(Entries taken from a collection)
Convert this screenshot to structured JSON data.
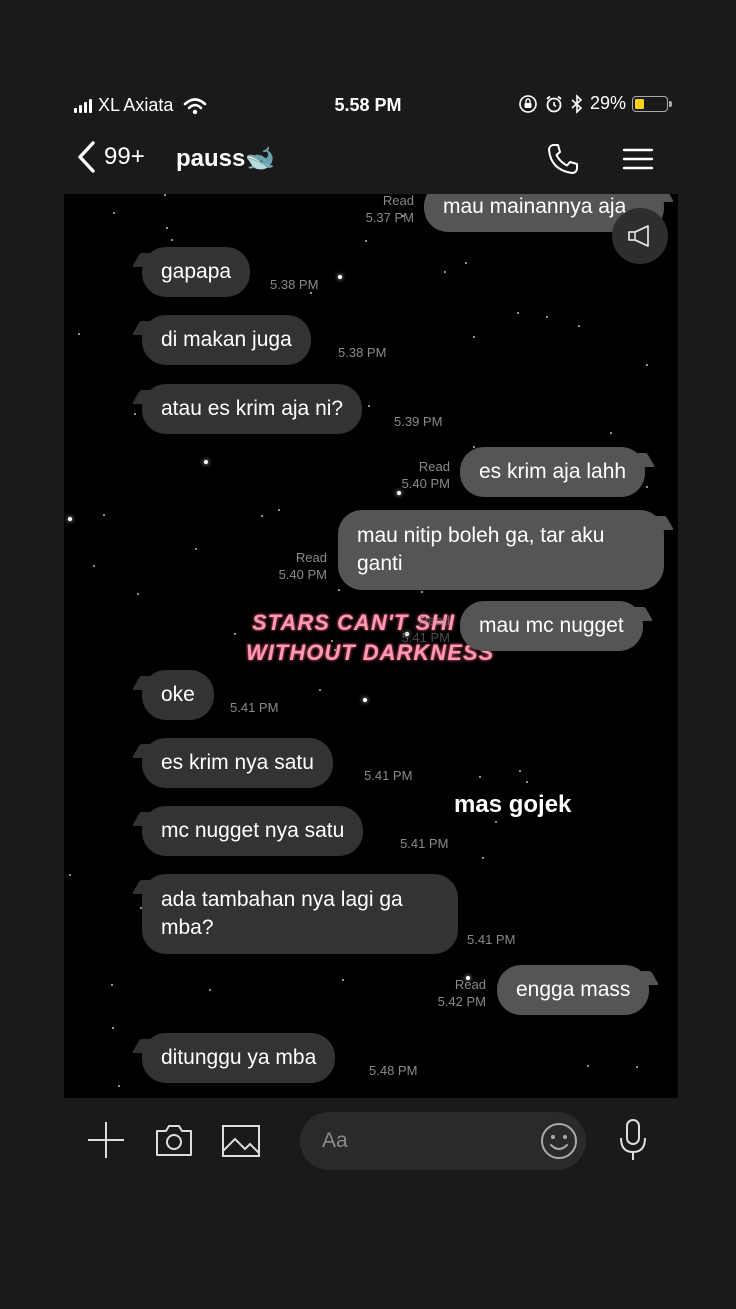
{
  "status_bar": {
    "carrier": "XL Axiata",
    "time": "5.58 PM",
    "battery": "29%",
    "battery_level": 0.29
  },
  "header": {
    "back_count": "99+",
    "contact_name": "pauss🐋"
  },
  "messages": [
    {
      "dir": "out",
      "text": "mau mainannya aja",
      "read": "Read",
      "time": "5.37 PM"
    },
    {
      "dir": "in",
      "text": "gapapa",
      "time": "5.38 PM"
    },
    {
      "dir": "in",
      "text": "di makan juga",
      "time": "5.38 PM"
    },
    {
      "dir": "in",
      "text": "atau es krim aja ni?",
      "time": "5.39 PM"
    },
    {
      "dir": "out",
      "text": "es krim aja lahh",
      "read": "Read",
      "time": "5.40 PM"
    },
    {
      "dir": "out",
      "text": "mau nitip boleh ga, tar aku ganti",
      "read": "Read",
      "time": "5.40 PM"
    },
    {
      "dir": "out",
      "text": "mau mc nugget",
      "read": "Read",
      "time": "5.41 PM"
    },
    {
      "dir": "in",
      "text": "oke",
      "time": "5.41 PM"
    },
    {
      "dir": "in",
      "text": "es krim nya satu",
      "time": "5.41 PM"
    },
    {
      "dir": "in",
      "text": "mc nugget nya satu",
      "time": "5.41 PM"
    },
    {
      "dir": "in",
      "text": "ada tambahan nya lagi ga mba?",
      "time": "5.41 PM"
    },
    {
      "dir": "out",
      "text": "engga mass",
      "read": "Read",
      "time": "5.42 PM"
    },
    {
      "dir": "in",
      "text": "ditunggu ya mba",
      "time": "5.48 PM"
    }
  ],
  "overlay": {
    "line1": "STARS CAN'T SHI",
    "line2": "WITHOUT DARKNESS",
    "caption": "mas gojek"
  },
  "composer": {
    "placeholder": "Aa"
  }
}
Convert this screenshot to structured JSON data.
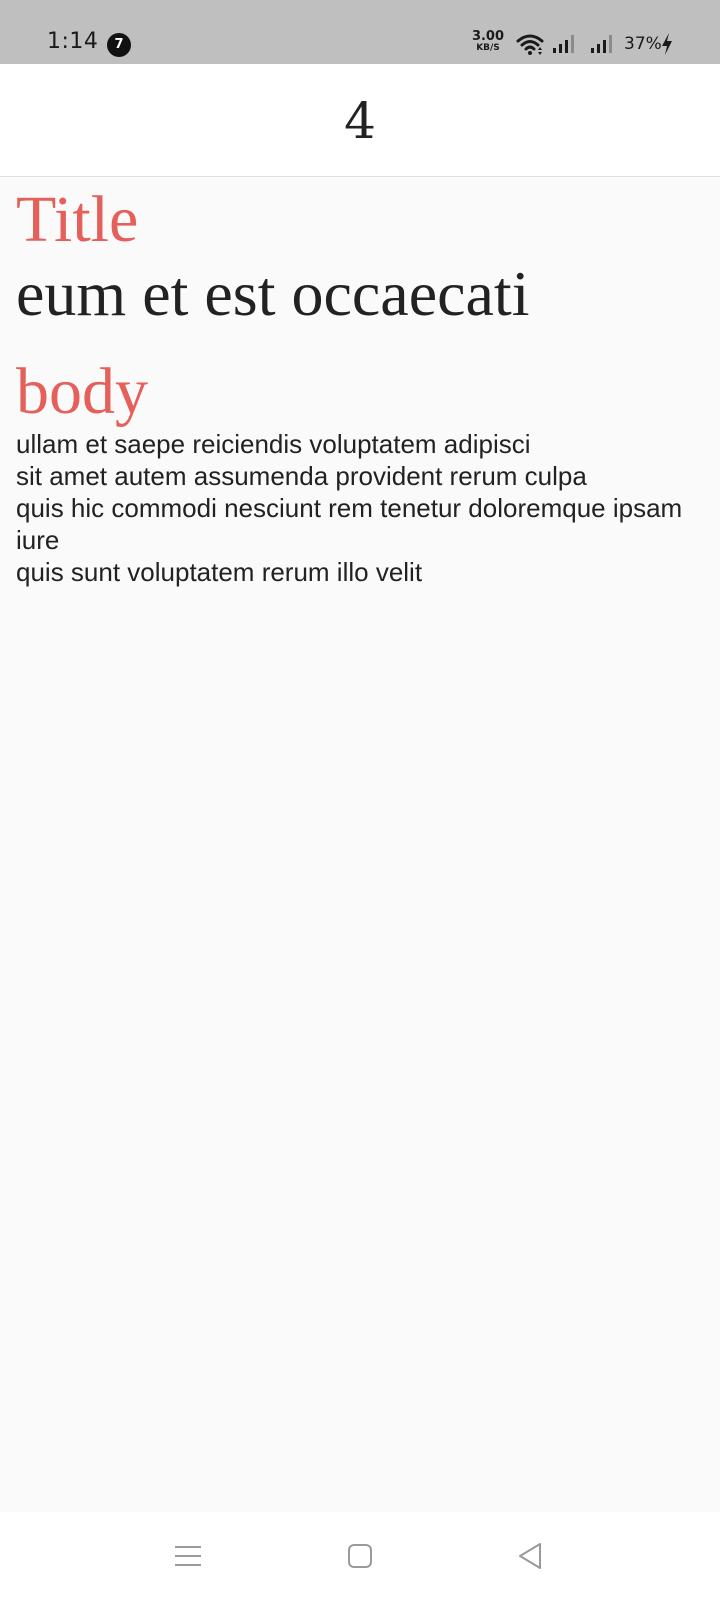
{
  "status_bar": {
    "time": "1:14",
    "notification_count": "7",
    "net_speed_value": "3.00",
    "net_speed_unit": "KB/S",
    "battery": "37%",
    "icons": [
      "wifi-icon",
      "signal-icon",
      "signal-icon",
      "charging-bolt-icon"
    ]
  },
  "app_bar": {
    "title": "4"
  },
  "post": {
    "title_label": "Title",
    "title": "eum et est occaecati",
    "body_label": "body",
    "body": "ullam et saepe reiciendis voluptatem adipisci\nsit amet autem assumenda provident rerum culpa\nquis hic commodi nesciunt rem tenetur doloremque ipsam iure\nquis sunt voluptatem rerum illo velit"
  },
  "nav_bar": {
    "icons": [
      "menu-icon",
      "home-icon",
      "back-icon"
    ]
  },
  "colors": {
    "accent": "#e5605a",
    "status_bar_bg": "#bfbfbf",
    "page_bg": "#fafafa",
    "text": "#222222"
  }
}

### Task details
Using the entries above, return each line that includes the word "krim".

### Task response
      "text": "atau es krim aja ni?",
      "text": "es krim aja lahh",
      "text": "es krim nya satu",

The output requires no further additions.